=== QUOTED TEXT ===
● ● ● ● ● ● ●

I was driving home from having left my
Rosemary at UBC Botanical Garden today Wednesday when I
noticed that the SUV (a smallish one) was a Highlander, a Toyota Highlander. My
thoughts took me to a starry night in 1950 when I was on my back on a flatbed
truck, a Studebaker.
My first cousin, Jorge Wenceslao de Irureta Goyena, his
mother Sarita, his father (my Uncle Tony) my mother and I had traveled from Buenos Aires to Goya, in the
province of Corrientes in a stern paddle wheeler on the Paraná River. After a while, since I was 8 I became
bored of watching the jacarés (caimans) swimming in the murky muddy waters of
the river. We had arrived at the capital of Corrientes, Goya and from there a man had
picked us up, in the evening in his Studebaker to take us to Sarita’s aunt’s
estancia, Santa Teresita somewhere in the interior.
Such is the sky of the
Southern Hemisphere and being on a truck on a dirt road with no cars that the
sweep of the Milky Way was like the huge tail of a monstrous comet spanning the
sky from one end to the other. And prominent in that sky was the Southern Cross.it was less a cross and more the hilt of King Artur's sword Excalibur to the mind of the boy that I was.
A few years later, six
to be exact my mother and I got in a Raymond Loewy designed Studebaker. Its
proud owner was giving my mother and me a lift to the Colegio Americano in
Tacubaya, in Mexico City.
My mother taught there and I was in the 6th grade. I made it a point
to tell our driver that his car looked like an ugly Italian shoe.

● ● ● ● ● ● ●

=== PROVIDED MATERIAL ===

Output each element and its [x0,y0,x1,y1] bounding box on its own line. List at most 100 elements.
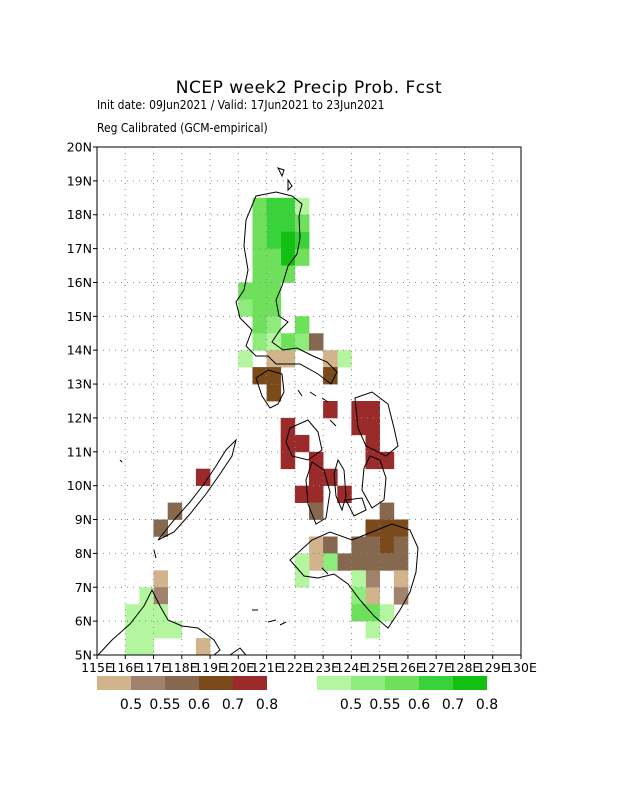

● ● ● ● ● ● ●

=== WHAT NEEDS TO BE DONE ===
In the memoir of the 1950 trip to Goya, take the part that opens with the words containing "My first cousin, Jorge" and closes with "in the interior.", and write it out again with "riverboat" in place of "paddle wheeler".

=== OUTPUT BELOW ===
My first cousin, Jorge Wenceslao de Irureta Goyena, his
mother Sarita, his father (my Uncle Tony) my mother and I had traveled from Buenos Aires to Goya, in the
province of Corrientes in a stern riverboat on the Paraná River. After a while, since I was 8 I became
bored of watching the jacarés (caimans) swimming in the murky muddy waters of
the river. We had arrived at the capital of Corrientes, Goya and from there a man had
picked us up, in the evening in his Studebaker to take us to Sarita’s aunt’s
estancia, Santa Teresita somewhere in the interior.